** THE REQUEST **
Retype the listing word for word, starting at its first line and ending with the line that contains "- add-balance-plus-icon[interactable]: +: [1764, 30, 1774, 47]".

** SUPPLIED RECORDS **
- - - - -

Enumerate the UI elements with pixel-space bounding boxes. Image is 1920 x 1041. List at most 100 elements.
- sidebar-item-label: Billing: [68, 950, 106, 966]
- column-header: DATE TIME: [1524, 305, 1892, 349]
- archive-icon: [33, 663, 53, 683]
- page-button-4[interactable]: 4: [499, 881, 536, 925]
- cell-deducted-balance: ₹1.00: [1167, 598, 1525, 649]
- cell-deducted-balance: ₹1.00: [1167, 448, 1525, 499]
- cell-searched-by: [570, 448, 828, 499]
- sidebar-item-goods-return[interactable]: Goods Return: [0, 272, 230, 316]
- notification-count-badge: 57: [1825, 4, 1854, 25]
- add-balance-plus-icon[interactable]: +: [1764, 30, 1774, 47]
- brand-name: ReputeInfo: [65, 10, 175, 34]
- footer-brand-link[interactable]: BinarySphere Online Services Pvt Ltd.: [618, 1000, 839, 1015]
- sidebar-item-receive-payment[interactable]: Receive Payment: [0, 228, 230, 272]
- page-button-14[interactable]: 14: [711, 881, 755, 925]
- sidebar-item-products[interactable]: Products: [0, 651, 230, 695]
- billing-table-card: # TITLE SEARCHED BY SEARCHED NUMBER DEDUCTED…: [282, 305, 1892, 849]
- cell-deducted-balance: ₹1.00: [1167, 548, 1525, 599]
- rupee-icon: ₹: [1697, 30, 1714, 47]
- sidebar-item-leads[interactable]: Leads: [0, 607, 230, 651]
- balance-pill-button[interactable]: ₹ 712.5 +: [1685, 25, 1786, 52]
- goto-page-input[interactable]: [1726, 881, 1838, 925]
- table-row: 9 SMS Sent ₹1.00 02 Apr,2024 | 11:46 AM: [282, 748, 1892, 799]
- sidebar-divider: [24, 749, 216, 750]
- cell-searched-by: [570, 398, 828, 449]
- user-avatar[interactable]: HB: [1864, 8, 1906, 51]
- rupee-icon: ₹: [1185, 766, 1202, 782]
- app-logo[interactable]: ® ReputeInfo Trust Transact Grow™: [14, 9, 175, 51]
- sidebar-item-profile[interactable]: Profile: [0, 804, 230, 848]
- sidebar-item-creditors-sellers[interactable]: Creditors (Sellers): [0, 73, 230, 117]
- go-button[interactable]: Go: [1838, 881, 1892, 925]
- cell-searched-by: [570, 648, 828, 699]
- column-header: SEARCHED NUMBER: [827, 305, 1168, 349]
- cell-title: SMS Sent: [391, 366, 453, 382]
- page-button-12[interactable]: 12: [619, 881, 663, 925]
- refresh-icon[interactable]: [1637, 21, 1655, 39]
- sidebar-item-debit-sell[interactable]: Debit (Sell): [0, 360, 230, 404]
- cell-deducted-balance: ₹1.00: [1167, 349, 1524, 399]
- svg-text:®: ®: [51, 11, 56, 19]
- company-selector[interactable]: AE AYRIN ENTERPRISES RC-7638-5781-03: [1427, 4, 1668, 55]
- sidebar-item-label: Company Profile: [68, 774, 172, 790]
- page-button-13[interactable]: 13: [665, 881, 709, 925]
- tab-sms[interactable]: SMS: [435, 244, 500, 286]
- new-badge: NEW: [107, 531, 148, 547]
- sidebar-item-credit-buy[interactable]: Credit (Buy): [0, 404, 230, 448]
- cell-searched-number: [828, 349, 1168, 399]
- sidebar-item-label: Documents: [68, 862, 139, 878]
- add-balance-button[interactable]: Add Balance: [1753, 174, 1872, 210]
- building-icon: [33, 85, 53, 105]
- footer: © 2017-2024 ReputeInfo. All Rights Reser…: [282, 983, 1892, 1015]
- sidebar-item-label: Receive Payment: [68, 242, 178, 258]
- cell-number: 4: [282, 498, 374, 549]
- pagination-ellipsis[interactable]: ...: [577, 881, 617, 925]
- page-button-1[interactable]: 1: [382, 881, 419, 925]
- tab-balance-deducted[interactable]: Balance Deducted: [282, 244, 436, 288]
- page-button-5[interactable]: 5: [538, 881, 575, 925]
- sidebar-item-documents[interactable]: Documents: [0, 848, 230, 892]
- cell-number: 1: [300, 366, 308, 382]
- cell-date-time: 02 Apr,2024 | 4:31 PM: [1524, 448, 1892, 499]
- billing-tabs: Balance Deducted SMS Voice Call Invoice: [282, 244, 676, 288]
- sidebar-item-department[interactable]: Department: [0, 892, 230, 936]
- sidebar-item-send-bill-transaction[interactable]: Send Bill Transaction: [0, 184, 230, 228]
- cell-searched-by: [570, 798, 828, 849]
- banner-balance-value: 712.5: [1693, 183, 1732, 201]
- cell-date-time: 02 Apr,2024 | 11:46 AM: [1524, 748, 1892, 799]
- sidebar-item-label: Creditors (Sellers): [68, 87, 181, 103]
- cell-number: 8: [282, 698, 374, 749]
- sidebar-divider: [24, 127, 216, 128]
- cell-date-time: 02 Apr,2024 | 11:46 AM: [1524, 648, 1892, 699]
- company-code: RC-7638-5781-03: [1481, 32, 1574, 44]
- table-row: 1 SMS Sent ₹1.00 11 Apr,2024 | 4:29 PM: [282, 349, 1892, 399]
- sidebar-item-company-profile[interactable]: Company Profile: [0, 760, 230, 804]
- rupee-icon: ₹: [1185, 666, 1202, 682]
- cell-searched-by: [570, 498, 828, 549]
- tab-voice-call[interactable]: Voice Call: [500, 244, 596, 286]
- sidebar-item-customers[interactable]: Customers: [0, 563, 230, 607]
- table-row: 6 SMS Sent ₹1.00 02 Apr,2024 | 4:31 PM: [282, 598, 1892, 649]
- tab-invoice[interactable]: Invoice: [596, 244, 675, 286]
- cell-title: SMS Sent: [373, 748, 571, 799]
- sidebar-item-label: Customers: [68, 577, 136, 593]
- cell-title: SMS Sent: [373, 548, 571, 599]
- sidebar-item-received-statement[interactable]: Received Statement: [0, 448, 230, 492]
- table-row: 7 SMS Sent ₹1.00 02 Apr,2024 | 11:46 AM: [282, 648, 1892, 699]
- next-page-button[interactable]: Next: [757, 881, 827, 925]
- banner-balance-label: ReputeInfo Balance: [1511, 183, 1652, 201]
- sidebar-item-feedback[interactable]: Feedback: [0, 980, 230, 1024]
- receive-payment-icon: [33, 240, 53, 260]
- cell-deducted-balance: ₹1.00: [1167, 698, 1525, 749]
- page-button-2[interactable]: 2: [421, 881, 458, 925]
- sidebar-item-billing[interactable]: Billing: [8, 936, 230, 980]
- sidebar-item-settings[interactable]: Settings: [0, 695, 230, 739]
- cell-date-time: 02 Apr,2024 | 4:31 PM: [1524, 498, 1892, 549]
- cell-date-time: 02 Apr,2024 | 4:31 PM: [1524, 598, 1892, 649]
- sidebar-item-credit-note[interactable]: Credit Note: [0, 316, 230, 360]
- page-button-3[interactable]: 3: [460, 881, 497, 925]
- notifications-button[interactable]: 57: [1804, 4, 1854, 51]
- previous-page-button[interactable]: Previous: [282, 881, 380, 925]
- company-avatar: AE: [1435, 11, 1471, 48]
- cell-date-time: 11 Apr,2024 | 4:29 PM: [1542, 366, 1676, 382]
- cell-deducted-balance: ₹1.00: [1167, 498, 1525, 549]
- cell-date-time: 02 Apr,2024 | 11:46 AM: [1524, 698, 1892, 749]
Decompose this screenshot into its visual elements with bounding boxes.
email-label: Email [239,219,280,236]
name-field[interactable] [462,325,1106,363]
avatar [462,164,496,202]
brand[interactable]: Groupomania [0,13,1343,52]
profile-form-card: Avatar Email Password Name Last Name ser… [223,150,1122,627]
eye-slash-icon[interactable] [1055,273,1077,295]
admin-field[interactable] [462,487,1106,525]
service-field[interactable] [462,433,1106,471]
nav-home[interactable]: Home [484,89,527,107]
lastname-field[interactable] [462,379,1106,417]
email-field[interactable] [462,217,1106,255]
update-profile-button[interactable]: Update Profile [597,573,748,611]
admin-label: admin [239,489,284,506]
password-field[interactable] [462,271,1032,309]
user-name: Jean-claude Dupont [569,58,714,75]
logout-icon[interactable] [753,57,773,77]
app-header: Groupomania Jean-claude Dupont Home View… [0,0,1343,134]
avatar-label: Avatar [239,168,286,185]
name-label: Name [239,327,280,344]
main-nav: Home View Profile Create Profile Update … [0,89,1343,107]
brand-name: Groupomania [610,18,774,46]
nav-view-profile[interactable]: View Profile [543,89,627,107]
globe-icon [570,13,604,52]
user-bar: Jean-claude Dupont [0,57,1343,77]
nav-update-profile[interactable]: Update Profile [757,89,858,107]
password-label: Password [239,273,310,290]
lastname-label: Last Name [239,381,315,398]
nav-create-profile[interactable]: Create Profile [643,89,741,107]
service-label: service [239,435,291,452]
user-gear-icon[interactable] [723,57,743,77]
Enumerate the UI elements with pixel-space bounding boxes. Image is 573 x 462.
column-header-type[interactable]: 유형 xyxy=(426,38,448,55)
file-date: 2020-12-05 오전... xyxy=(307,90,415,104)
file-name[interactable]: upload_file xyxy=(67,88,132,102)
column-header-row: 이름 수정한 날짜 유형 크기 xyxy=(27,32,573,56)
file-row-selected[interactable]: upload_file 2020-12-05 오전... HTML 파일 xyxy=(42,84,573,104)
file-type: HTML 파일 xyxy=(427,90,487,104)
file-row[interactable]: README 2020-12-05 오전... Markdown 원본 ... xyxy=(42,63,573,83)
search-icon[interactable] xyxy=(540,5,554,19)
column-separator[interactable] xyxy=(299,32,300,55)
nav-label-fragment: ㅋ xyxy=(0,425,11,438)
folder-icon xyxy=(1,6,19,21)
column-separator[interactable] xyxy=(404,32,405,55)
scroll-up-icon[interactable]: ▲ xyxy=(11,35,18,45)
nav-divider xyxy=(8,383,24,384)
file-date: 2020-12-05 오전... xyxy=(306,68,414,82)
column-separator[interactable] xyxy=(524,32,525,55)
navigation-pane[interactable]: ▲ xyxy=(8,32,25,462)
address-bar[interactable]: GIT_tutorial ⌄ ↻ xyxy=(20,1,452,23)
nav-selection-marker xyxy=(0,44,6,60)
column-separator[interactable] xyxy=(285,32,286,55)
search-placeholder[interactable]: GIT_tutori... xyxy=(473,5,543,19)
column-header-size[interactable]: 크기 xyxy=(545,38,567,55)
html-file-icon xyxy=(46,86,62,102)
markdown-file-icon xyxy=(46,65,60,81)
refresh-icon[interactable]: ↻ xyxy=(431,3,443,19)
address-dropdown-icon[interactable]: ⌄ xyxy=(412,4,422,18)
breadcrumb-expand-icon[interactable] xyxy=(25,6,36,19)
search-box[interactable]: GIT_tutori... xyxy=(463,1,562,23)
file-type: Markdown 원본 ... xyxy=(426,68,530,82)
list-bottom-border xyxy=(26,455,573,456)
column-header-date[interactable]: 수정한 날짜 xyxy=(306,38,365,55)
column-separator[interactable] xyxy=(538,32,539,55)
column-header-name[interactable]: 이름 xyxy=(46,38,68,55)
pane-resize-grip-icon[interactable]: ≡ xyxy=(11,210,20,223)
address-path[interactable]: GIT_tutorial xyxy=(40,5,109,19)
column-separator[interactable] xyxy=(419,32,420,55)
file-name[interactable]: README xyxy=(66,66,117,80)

- - - - -

** RESULT **
Enumerate the UI elements with pixel-space bounding boxes. Image is 1920 x 1041. List at most 100 elements.
- sidebar-item-label: Billing: [68, 950, 106, 966]
- column-header: DATE TIME: [1524, 305, 1892, 349]
- archive-icon: [33, 663, 53, 683]
- page-button-4[interactable]: 4: [499, 881, 536, 925]
- cell-deducted-balance: ₹1.00: [1167, 598, 1525, 649]
- cell-deducted-balance: ₹1.00: [1167, 448, 1525, 499]
- cell-searched-by: [570, 448, 828, 499]
- sidebar-item-goods-return[interactable]: Goods Return: [0, 272, 230, 316]
- notification-count-badge: 57: [1825, 4, 1854, 25]
- add-balance-plus-icon[interactable]: +: [1764, 30, 1774, 47]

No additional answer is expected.